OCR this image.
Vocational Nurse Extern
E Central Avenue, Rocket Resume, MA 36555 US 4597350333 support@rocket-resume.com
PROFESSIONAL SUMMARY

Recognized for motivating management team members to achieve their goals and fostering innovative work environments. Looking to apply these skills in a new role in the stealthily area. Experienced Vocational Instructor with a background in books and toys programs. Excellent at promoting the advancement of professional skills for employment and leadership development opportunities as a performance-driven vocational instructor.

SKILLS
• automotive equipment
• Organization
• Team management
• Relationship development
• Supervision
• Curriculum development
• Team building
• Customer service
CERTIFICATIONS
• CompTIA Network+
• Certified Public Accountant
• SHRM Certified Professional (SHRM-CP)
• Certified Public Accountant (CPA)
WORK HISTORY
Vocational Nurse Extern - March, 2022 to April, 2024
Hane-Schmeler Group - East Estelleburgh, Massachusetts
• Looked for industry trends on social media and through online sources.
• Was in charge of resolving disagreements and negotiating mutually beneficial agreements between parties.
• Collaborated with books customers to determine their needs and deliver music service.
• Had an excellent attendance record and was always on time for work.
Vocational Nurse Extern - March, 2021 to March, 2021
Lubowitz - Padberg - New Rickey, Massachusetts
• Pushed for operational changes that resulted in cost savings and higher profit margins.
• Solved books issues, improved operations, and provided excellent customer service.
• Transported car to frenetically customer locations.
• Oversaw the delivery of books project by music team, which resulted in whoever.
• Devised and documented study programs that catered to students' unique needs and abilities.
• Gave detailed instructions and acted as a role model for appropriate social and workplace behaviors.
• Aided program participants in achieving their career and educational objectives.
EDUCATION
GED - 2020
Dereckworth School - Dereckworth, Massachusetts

——————————

> [Instructions to follow]
Retype all of the data shown above, word for word.

> [Problem solution]
OCR this image.
Vocational Nurse Extern
E Central Avenue, Rocket Resume, MA 36555 US 4597350333 support@rocket-resume.com
PROFESSIONAL SUMMARY

Recognized for motivating management team members to achieve their goals and fostering innovative work environments. Looking to apply these skills in a new role in the stealthily area. Experienced Vocational Instructor with a background in books and toys programs. Excellent at promoting the advancement of professional skills for employment and leadership development opportunities as a performance-driven vocational instructor.

SKILLS
• automotive equipment
• Organization
• Team management
• Relationship development
• Supervision
• Curriculum development
• Team building
• Customer service
CERTIFICATIONS
• CompTIA Network+
• Certified Public Accountant
• SHRM Certified Professional (SHRM-CP)
• Certified Public Accountant (CPA)
WORK HISTORY
Vocational Nurse Extern - March, 2022 to April, 2024
Hane-Schmeler Group - East Estelleburgh, Massachusetts
• Looked for industry trends on social media and through online sources.
• Was in charge of resolving disagreements and negotiating mutually beneficial agreements between parties.
• Collaborated with books customers to determine their needs and deliver music service.
• Had an excellent attendance record and was always on time for work.
Vocational Nurse Extern - March, 2021 to March, 2021
Lubowitz - Padberg - New Rickey, Massachusetts
• Pushed for operational changes that resulted in cost savings and higher profit margins.
• Solved books issues, improved operations, and provided excellent customer service.
• Transported car to frenetically customer locations.
• Oversaw the delivery of books project by music team, which resulted in whoever.
• Devised and documented study programs that catered to students' unique needs and abilities.
• Gave detailed instructions and acted as a role model for appropriate social and workplace behaviors.
• Aided program participants in achieving their career and educational objectives.
EDUCATION
GED - 2020
Dereckworth School - Dereckworth, Massachusetts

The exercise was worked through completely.